• [MATERIAL FOR THE TASK]:
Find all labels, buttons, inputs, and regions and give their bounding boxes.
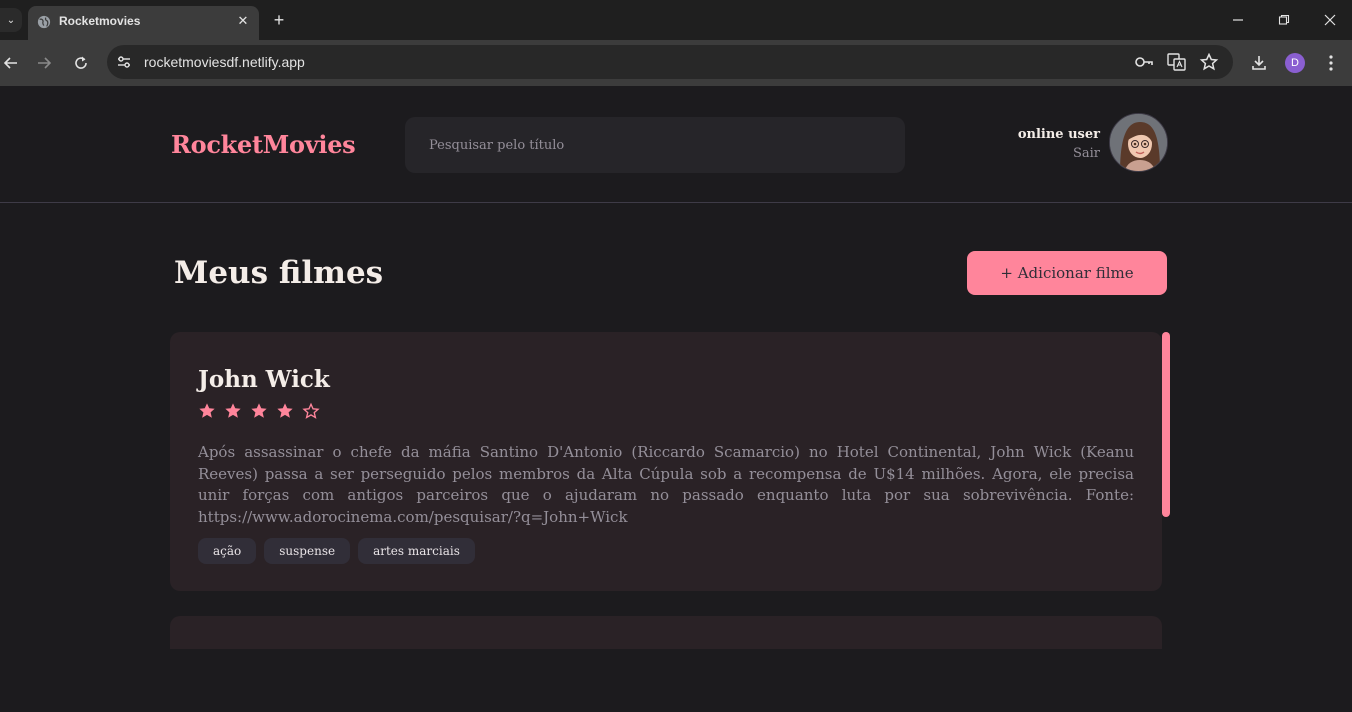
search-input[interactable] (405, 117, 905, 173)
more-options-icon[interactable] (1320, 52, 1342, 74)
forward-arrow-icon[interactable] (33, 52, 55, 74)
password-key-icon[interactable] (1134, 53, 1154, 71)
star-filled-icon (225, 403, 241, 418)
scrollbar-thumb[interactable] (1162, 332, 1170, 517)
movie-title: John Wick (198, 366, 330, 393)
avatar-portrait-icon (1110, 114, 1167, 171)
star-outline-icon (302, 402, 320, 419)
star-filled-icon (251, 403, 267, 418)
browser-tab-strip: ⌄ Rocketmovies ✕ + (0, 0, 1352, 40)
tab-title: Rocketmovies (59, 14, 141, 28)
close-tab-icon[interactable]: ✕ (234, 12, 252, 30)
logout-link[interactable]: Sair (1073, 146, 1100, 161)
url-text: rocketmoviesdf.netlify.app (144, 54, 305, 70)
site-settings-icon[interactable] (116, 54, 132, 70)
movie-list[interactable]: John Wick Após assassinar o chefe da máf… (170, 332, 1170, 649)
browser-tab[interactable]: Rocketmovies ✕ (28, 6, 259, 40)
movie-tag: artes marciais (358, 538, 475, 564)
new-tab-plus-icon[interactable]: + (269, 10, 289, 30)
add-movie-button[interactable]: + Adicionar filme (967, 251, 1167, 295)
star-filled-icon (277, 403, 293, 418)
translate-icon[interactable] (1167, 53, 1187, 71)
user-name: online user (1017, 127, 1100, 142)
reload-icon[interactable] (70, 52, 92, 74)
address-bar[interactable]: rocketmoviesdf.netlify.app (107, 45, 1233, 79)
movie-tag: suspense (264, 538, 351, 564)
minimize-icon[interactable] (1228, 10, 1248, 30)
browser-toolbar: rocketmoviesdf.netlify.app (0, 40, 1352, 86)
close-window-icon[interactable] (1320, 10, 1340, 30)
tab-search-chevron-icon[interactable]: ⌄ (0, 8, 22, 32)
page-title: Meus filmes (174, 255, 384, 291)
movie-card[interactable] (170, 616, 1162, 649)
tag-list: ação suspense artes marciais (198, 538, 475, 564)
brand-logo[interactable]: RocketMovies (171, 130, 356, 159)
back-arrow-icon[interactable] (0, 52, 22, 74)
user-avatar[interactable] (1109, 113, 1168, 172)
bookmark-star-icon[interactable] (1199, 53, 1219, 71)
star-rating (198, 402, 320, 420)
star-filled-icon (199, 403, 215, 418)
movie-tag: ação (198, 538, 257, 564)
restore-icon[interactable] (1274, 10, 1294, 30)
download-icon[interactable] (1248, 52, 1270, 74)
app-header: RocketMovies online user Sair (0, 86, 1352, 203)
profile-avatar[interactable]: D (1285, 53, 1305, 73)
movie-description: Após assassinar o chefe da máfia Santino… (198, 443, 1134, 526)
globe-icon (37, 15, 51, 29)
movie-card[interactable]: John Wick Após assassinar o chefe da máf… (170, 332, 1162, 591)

--

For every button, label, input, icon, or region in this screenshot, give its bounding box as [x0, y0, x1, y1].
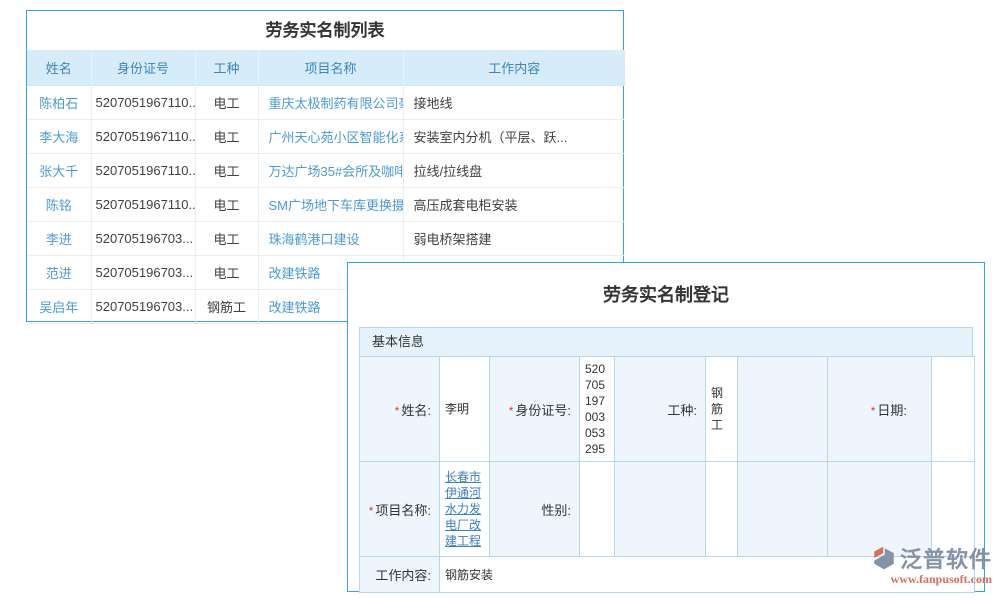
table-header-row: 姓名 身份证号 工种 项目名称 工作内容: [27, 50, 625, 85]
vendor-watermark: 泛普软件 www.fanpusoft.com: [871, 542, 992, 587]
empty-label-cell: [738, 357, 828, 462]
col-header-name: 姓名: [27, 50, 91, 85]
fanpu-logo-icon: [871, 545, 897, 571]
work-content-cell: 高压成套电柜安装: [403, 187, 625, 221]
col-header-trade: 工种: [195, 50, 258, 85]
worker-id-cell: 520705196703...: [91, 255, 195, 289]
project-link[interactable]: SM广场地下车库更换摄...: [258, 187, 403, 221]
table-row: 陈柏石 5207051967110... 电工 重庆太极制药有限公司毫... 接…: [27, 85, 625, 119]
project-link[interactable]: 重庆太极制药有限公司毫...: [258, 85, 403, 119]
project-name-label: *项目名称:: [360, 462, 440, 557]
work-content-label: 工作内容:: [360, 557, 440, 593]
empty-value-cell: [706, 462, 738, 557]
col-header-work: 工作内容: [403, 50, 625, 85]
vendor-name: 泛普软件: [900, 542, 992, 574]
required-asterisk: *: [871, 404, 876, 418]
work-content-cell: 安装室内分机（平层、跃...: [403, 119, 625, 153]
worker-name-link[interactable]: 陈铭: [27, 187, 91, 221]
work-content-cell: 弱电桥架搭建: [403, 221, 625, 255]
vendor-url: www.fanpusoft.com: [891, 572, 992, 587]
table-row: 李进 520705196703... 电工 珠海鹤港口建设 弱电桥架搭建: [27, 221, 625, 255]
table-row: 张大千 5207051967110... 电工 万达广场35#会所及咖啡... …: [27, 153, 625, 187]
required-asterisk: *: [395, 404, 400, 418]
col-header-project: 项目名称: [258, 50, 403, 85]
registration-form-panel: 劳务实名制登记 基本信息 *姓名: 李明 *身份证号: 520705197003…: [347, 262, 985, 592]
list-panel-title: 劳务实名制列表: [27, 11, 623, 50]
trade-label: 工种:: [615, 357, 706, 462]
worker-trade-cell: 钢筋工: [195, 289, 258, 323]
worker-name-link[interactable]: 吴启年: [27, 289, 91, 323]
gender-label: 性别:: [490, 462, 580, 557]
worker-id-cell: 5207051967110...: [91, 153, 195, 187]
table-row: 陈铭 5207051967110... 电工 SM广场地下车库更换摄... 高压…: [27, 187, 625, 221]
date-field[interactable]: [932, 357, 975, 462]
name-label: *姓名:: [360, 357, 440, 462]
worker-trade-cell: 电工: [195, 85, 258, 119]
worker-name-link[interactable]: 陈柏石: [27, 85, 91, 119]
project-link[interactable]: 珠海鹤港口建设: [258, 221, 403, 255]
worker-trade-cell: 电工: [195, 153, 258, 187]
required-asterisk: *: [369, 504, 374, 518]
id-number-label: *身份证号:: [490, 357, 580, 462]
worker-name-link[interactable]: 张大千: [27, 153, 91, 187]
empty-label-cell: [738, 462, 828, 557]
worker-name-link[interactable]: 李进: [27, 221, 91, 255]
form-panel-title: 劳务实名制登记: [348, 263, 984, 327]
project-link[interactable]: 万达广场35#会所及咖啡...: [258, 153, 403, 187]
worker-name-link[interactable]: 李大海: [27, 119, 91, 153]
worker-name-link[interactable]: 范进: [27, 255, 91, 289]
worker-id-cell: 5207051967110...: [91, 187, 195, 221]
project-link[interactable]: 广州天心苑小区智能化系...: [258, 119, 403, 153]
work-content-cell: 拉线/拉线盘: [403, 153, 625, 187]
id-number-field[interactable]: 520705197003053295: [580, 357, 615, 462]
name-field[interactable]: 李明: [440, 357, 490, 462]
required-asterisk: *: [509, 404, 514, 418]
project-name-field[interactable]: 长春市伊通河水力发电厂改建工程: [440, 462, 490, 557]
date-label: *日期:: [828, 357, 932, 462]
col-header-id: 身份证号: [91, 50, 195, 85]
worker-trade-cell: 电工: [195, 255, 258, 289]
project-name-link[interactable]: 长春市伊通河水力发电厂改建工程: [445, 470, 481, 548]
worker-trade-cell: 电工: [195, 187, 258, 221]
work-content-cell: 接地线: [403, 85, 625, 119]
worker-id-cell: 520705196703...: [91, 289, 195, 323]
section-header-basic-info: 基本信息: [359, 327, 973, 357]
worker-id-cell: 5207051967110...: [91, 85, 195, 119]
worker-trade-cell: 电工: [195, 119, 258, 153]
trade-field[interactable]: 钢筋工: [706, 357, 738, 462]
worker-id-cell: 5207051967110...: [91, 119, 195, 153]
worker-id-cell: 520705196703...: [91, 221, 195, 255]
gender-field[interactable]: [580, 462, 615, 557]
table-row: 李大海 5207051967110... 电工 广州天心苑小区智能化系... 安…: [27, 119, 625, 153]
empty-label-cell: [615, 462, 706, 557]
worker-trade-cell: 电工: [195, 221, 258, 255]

• [TASK GOAL]: Reproduce verbatim the entries between the line containing "search-input[interactable] (405, 117, 905, 173)" and the line containing "site-settings-icon[interactable] (116, 54, 132, 70)", including both of those lines.

• [WORKED SOLUTION]:
search-input[interactable] (405, 117, 905, 173)
more-options-icon[interactable] (1320, 52, 1342, 74)
forward-arrow-icon[interactable] (33, 52, 55, 74)
password-key-icon[interactable] (1134, 53, 1154, 71)
star-filled-icon (225, 403, 241, 418)
scrollbar-thumb[interactable] (1162, 332, 1170, 517)
movie-title: John Wick (198, 366, 330, 393)
avatar-portrait-icon (1110, 114, 1167, 171)
star-outline-icon (302, 402, 320, 419)
star-filled-icon (251, 403, 267, 418)
browser-tab-strip: ⌄ Rocketmovies ✕ + (0, 0, 1352, 40)
tab-title: Rocketmovies (59, 14, 141, 28)
close-tab-icon[interactable]: ✕ (234, 12, 252, 30)
logout-link[interactable]: Sair (1073, 146, 1100, 161)
url-text: rocketmoviesdf.netlify.app (144, 54, 305, 70)
site-settings-icon[interactable] (116, 54, 132, 70)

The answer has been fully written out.